■ **To be done**
Can you reproduce the listing below line for line, changing nothing?

━━━━━ Data lines

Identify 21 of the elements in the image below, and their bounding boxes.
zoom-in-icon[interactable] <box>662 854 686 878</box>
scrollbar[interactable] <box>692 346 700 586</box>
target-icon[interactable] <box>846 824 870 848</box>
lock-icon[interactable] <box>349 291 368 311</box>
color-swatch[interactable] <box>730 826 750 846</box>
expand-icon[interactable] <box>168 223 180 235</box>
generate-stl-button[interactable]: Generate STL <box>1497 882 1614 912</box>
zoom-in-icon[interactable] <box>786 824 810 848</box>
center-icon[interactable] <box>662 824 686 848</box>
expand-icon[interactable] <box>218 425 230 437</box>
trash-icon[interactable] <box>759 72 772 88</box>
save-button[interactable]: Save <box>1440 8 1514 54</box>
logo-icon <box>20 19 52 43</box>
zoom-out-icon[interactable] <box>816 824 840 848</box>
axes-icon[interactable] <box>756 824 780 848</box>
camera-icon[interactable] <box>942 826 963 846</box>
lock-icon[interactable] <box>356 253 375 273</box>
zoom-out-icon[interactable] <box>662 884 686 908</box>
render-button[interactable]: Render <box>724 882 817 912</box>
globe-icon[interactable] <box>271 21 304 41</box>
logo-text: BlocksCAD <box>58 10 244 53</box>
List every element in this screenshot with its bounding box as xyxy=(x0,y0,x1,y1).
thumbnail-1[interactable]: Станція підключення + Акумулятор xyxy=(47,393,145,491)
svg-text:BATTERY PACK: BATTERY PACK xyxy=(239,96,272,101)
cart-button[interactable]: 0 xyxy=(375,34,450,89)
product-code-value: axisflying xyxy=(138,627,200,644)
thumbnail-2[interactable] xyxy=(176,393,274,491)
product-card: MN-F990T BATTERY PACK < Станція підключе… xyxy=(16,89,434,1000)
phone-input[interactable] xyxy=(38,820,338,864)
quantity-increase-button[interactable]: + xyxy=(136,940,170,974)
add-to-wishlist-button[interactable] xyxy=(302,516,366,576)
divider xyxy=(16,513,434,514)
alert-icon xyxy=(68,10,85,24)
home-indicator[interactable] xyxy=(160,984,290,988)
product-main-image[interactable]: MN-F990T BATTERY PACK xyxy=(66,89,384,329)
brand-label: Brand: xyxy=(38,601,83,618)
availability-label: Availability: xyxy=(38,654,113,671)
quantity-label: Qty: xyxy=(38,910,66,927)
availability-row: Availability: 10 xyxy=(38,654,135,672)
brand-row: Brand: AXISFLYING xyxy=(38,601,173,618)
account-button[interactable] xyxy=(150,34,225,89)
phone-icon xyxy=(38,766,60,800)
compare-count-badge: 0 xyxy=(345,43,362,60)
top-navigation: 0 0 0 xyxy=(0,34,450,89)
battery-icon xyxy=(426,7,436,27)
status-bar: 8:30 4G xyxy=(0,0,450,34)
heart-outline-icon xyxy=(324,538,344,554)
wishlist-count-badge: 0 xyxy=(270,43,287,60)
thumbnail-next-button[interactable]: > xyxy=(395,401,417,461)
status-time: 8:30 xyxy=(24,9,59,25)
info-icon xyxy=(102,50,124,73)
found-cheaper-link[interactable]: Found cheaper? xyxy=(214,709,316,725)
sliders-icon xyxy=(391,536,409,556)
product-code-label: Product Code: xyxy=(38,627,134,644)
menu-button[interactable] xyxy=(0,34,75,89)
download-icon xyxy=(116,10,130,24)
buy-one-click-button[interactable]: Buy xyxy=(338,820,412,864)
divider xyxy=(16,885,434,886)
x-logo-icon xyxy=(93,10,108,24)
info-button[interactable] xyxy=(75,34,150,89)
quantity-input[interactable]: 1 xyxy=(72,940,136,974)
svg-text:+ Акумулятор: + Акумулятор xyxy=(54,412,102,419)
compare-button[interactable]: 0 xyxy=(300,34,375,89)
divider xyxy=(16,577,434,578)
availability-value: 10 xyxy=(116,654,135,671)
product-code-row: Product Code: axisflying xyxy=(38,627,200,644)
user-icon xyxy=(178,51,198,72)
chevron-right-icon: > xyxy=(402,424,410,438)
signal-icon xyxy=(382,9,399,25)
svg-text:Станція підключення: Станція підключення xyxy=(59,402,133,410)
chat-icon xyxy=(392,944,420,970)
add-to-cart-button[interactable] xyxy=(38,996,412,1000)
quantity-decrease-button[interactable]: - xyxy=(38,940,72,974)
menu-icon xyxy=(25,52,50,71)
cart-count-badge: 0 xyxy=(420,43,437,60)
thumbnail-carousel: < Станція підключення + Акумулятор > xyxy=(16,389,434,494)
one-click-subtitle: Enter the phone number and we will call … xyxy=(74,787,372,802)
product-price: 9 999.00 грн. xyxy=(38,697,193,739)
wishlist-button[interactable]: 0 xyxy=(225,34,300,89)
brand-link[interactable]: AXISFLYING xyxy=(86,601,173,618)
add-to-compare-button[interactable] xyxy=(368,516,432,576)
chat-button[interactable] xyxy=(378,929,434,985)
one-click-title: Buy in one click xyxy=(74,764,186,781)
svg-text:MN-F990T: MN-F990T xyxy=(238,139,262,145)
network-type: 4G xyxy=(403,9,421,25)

━━━━━━━━━━

■ **Task output**
Identify 21 of the elements in the image below, and their bounding boxes.
zoom-in-icon[interactable] <box>662 854 686 878</box>
scrollbar[interactable] <box>692 346 700 586</box>
target-icon[interactable] <box>846 824 870 848</box>
lock-icon[interactable] <box>349 291 368 311</box>
color-swatch[interactable] <box>730 826 750 846</box>
expand-icon[interactable] <box>168 223 180 235</box>
generate-stl-button[interactable]: Generate STL <box>1497 882 1614 912</box>
zoom-in-icon[interactable] <box>786 824 810 848</box>
center-icon[interactable] <box>662 824 686 848</box>
expand-icon[interactable] <box>218 425 230 437</box>
trash-icon[interactable] <box>759 72 772 88</box>
save-button[interactable]: Save <box>1440 8 1514 54</box>
logo-icon <box>20 19 52 43</box>
zoom-out-icon[interactable] <box>816 824 840 848</box>
axes-icon[interactable] <box>756 824 780 848</box>
camera-icon[interactable] <box>942 826 963 846</box>
lock-icon[interactable] <box>356 253 375 273</box>
zoom-out-icon[interactable] <box>662 884 686 908</box>
render-button[interactable]: Render <box>724 882 817 912</box>
globe-icon[interactable] <box>271 21 304 41</box>
logo-text: BlocksCAD <box>58 10 244 53</box>
List every element in this screenshot with its bounding box as xyxy=(x0,y0,x1,y1).
thumbnail-1[interactable]: Станція підключення + Акумулятор xyxy=(47,393,145,491)
svg-text:BATTERY PACK: BATTERY PACK xyxy=(239,96,272,101)
cart-button[interactable]: 0 xyxy=(375,34,450,89)
product-code-value: axisflying xyxy=(138,627,200,644)
thumbnail-2[interactable] xyxy=(176,393,274,491)
product-card: MN-F990T BATTERY PACK < Станція підключе… xyxy=(16,89,434,1000)
phone-input[interactable] xyxy=(38,820,338,864)
quantity-increase-button[interactable]: + xyxy=(136,940,170,974)
add-to-wishlist-button[interactable] xyxy=(302,516,366,576)
divider xyxy=(16,513,434,514)
alert-icon xyxy=(68,10,85,24)
home-indicator[interactable] xyxy=(160,984,290,988)
product-main-image[interactable]: MN-F990T BATTERY PACK xyxy=(66,89,384,329)
brand-label: Brand: xyxy=(38,601,83,618)
availability-label: Availability: xyxy=(38,654,113,671)
quantity-label: Qty: xyxy=(38,910,66,927)
availability-row: Availability: 10 xyxy=(38,654,135,672)
brand-row: Brand: AXISFLYING xyxy=(38,601,173,618)
account-button[interactable] xyxy=(150,34,225,89)
phone-icon xyxy=(38,766,60,800)
compare-count-badge: 0 xyxy=(345,43,362,60)
top-navigation: 0 0 0 xyxy=(0,34,450,89)
battery-icon xyxy=(426,7,436,27)
status-bar: 8:30 4G xyxy=(0,0,450,34)
heart-outline-icon xyxy=(324,538,344,554)
wishlist-count-badge: 0 xyxy=(270,43,287,60)
thumbnail-next-button[interactable]: > xyxy=(395,401,417,461)
status-time: 8:30 xyxy=(24,9,59,25)
info-icon xyxy=(102,50,124,73)
found-cheaper-link[interactable]: Found cheaper? xyxy=(214,709,316,725)
sliders-icon xyxy=(391,536,409,556)
product-code-label: Product Code: xyxy=(38,627,134,644)
menu-button[interactable] xyxy=(0,34,75,89)
download-icon xyxy=(116,10,130,24)
buy-one-click-button[interactable]: Buy xyxy=(338,820,412,864)
divider xyxy=(16,885,434,886)
x-logo-icon xyxy=(93,10,108,24)
info-button[interactable] xyxy=(75,34,150,89)
quantity-input[interactable]: 1 xyxy=(72,940,136,974)
svg-text:+ Акумулятор: + Акумулятор xyxy=(54,412,102,419)
compare-button[interactable]: 0 xyxy=(300,34,375,89)
divider xyxy=(16,577,434,578)
availability-value: 10 xyxy=(116,654,135,671)
product-code-row: Product Code: axisflying xyxy=(38,627,200,644)
user-icon xyxy=(178,51,198,72)
chevron-right-icon: > xyxy=(402,424,410,438)
signal-icon xyxy=(382,9,399,25)
svg-text:Станція підключення: Станція підключення xyxy=(59,402,133,410)
chat-icon xyxy=(392,944,420,970)
add-to-cart-button[interactable] xyxy=(38,996,412,1000)
quantity-decrease-button[interactable]: - xyxy=(38,940,72,974)
menu-icon xyxy=(25,52,50,71)
cart-count-badge: 0 xyxy=(420,43,437,60)
thumbnail-carousel: < Станція підключення + Акумулятор > xyxy=(16,389,434,494)
one-click-subtitle: Enter the phone number and we will call … xyxy=(74,787,372,802)
product-price: 9 999.00 грн. xyxy=(38,697,193,739)
wishlist-button[interactable]: 0 xyxy=(225,34,300,89)
brand-link[interactable]: AXISFLYING xyxy=(86,601,173,618)
add-to-compare-button[interactable] xyxy=(368,516,432,576)
chat-button[interactable] xyxy=(378,929,434,985)
one-click-title: Buy in one click xyxy=(74,764,186,781)
svg-text:MN-F990T: MN-F990T xyxy=(238,139,262,145)
network-type: 4G xyxy=(403,9,421,25)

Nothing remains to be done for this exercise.